Please list all lines of the material below in which the string "largement" occurs.
# START OF Supplied data
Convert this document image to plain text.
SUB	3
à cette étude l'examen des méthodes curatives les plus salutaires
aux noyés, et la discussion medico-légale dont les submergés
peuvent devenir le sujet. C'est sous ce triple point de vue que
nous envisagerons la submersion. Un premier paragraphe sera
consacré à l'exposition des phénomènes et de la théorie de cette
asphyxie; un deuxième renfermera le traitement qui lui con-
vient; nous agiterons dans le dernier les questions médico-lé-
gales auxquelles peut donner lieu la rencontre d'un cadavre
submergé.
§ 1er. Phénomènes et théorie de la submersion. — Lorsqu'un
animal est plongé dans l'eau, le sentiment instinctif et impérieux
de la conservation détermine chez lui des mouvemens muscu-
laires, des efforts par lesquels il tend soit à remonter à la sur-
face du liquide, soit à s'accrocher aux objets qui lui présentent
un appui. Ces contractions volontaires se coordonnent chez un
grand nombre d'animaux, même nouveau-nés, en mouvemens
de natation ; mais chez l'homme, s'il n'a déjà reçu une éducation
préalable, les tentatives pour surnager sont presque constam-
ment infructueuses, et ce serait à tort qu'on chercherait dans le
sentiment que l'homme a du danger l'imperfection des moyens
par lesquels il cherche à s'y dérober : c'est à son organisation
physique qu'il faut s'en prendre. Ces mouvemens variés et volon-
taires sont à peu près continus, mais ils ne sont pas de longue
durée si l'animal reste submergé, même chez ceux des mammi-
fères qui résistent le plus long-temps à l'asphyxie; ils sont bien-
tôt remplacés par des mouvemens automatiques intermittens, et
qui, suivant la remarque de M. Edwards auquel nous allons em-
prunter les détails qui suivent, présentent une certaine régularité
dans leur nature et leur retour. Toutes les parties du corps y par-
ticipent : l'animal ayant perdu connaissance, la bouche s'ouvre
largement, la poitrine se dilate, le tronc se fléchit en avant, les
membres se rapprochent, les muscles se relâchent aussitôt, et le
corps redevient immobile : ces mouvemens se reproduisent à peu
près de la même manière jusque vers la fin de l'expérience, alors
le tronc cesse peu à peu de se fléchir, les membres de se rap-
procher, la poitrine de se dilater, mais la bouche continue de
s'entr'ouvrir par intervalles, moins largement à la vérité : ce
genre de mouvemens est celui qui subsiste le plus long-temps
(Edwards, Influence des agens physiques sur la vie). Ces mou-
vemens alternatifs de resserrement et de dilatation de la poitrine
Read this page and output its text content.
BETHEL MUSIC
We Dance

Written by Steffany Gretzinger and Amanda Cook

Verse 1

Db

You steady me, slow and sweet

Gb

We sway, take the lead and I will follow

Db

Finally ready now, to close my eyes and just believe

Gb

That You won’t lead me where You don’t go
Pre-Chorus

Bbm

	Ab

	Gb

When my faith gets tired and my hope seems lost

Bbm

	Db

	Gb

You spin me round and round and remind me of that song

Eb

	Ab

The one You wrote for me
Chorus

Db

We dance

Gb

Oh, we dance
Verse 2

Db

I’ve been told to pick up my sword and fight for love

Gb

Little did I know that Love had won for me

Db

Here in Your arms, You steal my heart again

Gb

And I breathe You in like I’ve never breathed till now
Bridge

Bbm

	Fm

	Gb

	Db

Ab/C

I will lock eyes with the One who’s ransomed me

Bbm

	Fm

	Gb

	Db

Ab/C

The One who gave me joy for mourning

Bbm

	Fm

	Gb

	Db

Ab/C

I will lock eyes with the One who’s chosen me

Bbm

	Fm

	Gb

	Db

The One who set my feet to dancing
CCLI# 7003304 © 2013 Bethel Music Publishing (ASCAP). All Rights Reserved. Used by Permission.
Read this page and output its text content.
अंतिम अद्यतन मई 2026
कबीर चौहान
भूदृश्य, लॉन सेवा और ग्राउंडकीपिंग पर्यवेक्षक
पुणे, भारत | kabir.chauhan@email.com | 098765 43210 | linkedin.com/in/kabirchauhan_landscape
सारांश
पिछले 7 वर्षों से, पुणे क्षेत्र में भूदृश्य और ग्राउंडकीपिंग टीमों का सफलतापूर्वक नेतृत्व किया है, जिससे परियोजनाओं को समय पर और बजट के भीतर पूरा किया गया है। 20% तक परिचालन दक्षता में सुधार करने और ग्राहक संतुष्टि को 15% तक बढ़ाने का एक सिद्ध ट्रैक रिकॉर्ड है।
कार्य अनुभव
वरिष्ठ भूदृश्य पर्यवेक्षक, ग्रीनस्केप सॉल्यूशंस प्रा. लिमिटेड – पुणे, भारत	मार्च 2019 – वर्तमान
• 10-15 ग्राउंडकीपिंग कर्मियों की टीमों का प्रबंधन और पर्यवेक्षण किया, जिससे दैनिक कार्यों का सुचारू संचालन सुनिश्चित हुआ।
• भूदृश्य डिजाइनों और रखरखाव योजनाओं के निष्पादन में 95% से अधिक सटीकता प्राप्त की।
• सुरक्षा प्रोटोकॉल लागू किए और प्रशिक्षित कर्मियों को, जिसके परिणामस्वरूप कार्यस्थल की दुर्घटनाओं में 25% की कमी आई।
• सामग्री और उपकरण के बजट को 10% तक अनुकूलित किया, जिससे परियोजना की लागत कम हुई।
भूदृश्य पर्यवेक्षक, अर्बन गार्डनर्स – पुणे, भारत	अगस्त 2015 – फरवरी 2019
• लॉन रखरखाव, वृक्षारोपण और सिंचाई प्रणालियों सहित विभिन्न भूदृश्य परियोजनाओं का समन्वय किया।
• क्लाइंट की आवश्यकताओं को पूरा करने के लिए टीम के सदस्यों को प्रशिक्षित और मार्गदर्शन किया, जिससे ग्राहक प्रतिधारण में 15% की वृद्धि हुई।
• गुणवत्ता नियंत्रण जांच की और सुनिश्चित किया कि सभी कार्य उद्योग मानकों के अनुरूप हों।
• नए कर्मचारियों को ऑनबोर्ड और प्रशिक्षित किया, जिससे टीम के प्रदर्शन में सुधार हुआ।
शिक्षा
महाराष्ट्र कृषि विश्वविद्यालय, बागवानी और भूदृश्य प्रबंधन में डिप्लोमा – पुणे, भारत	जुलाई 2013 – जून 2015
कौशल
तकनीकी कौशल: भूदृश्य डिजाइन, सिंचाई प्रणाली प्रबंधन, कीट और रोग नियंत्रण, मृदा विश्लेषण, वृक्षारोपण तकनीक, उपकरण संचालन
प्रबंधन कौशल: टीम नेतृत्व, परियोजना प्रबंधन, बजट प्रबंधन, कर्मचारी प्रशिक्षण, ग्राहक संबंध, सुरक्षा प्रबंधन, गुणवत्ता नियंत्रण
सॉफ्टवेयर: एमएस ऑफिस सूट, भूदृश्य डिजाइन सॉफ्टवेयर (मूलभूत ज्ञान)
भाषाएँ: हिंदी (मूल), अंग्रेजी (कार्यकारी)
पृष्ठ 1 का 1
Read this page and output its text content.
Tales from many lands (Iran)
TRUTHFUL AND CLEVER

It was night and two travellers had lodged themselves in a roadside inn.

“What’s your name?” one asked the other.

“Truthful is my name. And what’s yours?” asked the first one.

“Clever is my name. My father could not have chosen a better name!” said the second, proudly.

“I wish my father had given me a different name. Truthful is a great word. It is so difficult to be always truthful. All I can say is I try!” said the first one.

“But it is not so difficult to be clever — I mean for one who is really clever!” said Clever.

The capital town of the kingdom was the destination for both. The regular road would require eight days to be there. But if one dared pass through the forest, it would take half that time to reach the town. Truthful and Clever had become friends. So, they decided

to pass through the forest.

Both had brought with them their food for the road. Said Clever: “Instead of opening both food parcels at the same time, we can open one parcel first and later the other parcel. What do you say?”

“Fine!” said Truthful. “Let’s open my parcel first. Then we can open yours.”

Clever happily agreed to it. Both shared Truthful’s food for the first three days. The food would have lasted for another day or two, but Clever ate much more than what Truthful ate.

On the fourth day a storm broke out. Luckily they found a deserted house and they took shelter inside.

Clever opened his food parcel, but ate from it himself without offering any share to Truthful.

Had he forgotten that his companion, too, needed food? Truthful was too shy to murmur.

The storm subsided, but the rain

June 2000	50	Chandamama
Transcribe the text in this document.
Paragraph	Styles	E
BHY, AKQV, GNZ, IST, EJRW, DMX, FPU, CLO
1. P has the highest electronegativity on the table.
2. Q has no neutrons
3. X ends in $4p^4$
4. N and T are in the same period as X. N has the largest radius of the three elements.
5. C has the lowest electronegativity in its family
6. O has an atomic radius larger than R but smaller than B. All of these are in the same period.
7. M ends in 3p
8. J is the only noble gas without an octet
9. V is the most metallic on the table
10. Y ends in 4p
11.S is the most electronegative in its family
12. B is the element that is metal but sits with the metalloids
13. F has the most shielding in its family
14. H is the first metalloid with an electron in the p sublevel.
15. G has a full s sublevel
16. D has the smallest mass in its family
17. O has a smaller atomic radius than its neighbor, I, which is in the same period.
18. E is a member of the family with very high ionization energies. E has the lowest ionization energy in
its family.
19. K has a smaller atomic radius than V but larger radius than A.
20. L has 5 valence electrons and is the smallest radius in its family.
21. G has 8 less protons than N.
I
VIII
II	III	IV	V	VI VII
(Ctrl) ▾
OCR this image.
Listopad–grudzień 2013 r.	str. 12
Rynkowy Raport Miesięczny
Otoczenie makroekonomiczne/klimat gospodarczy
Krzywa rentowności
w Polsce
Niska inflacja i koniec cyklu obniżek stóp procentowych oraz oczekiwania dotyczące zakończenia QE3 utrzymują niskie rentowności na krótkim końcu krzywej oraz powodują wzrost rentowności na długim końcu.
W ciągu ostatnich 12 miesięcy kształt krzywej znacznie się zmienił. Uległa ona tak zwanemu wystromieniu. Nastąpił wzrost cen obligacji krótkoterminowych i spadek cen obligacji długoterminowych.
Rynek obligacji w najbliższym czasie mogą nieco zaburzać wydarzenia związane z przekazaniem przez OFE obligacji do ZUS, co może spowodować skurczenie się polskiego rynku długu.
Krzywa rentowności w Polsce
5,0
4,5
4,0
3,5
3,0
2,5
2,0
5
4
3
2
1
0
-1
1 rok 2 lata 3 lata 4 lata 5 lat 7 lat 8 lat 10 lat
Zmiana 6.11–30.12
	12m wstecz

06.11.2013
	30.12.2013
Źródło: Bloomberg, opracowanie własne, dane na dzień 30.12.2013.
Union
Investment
# END OF Supplied data
Finished exercise »
largement, la poitrine se dilate, le tronc se fléchit en avant, les
s'entr'ouvrir par intervalles, moins largement à la vérité : ce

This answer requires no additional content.